[start Data]

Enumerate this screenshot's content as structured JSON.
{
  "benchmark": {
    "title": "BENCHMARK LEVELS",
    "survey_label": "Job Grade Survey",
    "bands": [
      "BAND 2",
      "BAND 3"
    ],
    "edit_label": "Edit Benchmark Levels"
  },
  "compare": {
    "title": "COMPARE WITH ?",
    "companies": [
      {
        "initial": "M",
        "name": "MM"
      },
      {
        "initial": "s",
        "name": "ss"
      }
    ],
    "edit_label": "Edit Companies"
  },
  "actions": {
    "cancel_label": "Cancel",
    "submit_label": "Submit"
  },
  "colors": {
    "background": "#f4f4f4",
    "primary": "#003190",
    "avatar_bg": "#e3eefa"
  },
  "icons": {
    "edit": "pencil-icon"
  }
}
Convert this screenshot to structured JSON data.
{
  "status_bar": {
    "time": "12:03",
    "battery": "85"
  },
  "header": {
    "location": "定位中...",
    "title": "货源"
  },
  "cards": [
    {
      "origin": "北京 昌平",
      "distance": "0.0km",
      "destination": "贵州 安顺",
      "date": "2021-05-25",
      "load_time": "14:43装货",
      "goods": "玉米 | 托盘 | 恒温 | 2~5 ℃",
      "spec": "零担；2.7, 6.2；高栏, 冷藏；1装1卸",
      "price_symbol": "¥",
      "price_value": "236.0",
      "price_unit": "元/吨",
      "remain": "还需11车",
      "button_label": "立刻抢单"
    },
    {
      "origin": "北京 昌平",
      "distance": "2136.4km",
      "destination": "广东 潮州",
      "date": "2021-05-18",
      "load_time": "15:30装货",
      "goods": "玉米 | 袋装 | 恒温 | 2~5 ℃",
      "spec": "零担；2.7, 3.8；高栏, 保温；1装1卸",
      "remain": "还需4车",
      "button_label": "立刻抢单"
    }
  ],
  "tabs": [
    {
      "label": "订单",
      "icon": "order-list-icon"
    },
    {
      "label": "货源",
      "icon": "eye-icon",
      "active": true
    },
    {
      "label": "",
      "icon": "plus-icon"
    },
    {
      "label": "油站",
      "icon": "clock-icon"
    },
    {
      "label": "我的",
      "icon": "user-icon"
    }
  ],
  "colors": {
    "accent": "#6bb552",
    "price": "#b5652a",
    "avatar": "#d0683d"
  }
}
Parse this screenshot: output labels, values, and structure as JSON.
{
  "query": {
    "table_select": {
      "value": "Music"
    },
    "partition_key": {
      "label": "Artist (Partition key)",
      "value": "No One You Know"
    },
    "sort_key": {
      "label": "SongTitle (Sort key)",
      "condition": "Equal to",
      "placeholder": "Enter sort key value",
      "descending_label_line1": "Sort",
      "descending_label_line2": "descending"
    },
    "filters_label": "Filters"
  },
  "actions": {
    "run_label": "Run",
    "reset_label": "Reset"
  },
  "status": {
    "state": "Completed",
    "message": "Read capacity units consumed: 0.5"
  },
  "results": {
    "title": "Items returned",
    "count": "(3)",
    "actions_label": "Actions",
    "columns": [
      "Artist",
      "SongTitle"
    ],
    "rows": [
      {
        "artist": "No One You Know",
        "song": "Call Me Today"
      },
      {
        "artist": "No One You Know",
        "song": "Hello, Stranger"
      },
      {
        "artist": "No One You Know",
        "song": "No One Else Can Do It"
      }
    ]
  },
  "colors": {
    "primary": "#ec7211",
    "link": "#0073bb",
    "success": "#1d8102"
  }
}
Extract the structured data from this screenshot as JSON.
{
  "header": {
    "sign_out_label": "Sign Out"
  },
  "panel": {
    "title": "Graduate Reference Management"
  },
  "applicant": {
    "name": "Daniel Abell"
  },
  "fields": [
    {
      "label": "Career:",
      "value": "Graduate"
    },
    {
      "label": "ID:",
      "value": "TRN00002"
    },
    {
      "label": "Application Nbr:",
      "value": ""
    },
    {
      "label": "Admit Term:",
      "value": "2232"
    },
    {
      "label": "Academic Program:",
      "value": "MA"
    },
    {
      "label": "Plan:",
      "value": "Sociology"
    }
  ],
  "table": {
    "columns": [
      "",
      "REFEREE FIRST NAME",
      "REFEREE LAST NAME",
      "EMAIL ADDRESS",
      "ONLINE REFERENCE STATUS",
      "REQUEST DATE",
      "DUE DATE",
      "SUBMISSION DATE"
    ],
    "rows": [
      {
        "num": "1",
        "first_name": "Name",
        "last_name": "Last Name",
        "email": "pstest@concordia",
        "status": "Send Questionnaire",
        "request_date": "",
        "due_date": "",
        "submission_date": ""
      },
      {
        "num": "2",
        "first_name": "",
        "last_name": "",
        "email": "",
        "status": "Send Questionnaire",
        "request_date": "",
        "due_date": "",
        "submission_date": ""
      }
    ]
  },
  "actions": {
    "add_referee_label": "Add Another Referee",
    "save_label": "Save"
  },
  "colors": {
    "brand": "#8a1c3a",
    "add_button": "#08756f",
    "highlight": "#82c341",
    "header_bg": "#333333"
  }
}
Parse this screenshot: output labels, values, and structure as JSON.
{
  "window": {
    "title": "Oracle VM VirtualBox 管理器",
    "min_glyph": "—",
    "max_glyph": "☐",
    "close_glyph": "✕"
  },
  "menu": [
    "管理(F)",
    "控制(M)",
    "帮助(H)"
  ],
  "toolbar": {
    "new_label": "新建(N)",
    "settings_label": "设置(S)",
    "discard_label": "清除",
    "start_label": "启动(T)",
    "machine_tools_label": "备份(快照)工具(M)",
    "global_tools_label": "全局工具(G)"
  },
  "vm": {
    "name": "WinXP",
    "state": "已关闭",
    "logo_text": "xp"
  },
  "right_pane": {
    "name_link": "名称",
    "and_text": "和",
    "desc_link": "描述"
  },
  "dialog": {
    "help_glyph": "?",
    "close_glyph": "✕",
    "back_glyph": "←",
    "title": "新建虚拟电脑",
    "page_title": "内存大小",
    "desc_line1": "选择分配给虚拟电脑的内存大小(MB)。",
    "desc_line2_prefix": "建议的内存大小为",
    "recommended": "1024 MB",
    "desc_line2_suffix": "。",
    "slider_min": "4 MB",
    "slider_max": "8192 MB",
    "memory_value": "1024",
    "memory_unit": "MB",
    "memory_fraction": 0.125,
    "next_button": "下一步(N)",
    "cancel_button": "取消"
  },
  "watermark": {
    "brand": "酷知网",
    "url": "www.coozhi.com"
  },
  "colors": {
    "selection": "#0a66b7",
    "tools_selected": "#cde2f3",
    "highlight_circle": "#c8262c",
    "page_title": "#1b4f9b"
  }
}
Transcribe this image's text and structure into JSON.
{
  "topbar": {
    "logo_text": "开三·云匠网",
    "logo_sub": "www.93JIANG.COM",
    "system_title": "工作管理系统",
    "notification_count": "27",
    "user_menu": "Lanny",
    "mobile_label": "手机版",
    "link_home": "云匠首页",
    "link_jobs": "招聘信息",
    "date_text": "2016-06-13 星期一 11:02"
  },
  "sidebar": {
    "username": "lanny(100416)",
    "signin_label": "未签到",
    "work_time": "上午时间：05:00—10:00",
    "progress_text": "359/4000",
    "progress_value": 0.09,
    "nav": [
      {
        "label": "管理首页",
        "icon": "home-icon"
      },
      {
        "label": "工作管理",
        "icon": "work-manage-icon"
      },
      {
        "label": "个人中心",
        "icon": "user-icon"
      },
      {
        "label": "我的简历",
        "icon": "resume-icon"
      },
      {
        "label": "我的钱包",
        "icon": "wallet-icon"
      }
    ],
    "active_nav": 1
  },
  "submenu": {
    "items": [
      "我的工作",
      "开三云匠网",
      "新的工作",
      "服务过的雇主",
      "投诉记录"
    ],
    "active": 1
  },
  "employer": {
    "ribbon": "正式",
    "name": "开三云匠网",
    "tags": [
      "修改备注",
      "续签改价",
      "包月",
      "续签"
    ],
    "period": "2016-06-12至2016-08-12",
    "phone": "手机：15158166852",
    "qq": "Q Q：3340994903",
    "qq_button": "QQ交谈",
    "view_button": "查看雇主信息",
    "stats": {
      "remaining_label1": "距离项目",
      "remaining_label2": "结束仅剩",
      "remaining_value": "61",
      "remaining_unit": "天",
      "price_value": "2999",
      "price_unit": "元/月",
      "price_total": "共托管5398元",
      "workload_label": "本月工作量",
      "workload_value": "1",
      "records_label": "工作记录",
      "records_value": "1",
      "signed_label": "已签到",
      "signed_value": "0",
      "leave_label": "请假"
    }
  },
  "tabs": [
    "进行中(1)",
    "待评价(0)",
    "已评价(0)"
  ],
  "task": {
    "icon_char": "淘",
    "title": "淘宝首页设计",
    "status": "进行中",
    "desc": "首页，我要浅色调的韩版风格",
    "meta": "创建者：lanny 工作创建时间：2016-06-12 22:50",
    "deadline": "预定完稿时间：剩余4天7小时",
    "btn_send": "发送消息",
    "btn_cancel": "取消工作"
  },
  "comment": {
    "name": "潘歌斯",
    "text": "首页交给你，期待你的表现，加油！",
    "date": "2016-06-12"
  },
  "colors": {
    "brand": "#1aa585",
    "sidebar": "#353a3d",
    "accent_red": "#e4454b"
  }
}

[end Data]

• _Instruction_
Where does the word "structured" appear? Return each line that holds it.

• _Task solution_
Enumerate this screenshot's content as structured JSON.
Convert this screenshot to structured JSON data.
Extract the structured data from this screenshot as JSON.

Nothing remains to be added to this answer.